Transcribe, exactly as they appear, only the lines from the one holding "What text is on this page?" through the end of the entries below.
═══ Provided data ═══
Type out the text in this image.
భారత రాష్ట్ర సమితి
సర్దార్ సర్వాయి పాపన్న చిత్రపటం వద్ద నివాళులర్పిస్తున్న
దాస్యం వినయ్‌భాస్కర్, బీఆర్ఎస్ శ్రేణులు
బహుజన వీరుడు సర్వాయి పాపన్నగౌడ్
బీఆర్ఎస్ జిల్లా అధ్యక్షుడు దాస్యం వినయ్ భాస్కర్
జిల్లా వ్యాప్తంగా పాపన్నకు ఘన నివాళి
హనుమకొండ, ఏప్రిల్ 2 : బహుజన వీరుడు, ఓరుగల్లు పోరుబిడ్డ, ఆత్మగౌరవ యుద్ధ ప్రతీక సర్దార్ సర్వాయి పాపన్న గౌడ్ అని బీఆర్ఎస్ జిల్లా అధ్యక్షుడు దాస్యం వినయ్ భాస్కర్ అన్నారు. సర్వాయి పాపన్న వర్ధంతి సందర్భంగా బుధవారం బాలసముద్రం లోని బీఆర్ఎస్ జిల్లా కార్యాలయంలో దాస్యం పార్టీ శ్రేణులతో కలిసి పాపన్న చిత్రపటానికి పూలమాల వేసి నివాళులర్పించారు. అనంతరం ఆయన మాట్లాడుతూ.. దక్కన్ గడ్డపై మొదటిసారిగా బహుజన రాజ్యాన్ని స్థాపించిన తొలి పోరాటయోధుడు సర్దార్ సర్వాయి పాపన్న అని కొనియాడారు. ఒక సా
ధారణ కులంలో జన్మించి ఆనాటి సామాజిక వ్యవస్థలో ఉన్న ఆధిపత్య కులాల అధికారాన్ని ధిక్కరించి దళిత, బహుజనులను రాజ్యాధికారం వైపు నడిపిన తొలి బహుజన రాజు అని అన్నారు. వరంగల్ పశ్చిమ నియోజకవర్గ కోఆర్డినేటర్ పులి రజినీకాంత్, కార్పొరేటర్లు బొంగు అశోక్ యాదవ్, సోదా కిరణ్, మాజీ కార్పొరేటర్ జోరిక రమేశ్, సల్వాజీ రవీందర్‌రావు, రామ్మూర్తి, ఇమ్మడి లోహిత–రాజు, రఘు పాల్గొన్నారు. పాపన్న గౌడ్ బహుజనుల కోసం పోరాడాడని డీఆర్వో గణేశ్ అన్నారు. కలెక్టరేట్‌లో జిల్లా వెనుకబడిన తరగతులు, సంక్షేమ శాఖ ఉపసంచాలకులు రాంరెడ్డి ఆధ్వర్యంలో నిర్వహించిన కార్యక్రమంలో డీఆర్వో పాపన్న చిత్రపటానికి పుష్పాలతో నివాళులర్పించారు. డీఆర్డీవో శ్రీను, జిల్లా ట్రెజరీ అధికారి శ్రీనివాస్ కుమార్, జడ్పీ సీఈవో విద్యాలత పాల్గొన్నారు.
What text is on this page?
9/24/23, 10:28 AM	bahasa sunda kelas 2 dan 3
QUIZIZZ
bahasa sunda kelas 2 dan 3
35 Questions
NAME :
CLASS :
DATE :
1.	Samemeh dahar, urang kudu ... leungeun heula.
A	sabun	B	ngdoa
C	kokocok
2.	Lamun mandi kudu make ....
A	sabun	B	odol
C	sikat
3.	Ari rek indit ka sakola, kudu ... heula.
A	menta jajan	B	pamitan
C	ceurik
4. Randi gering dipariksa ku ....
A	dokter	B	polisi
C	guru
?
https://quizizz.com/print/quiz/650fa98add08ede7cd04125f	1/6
═══
### [Output of the exercise]
What text is on this page?
9/24/23, 10:28 AM	bahasa sunda kelas 2 dan 3
QUIZIZZ
bahasa sunda kelas 2 dan 3
35 Questions
NAME :
CLASS :
DATE :
1.	Samemeh dahar, urang kudu ... leungeun heula.
A	sabun	B	ngdoa
C	kokocok
2.	Lamun mandi kudu make ....
A	sabun	B	odol
C	sikat
3.	Ari rek indit ka sakola, kudu ... heula.
A	menta jajan	B	pamitan
C	ceurik
4. Randi gering dipariksa ku ....
A	dokter	B	polisi
C	guru
?
https://quizizz.com/print/quiz/650fa98add08ede7cd04125f	1/6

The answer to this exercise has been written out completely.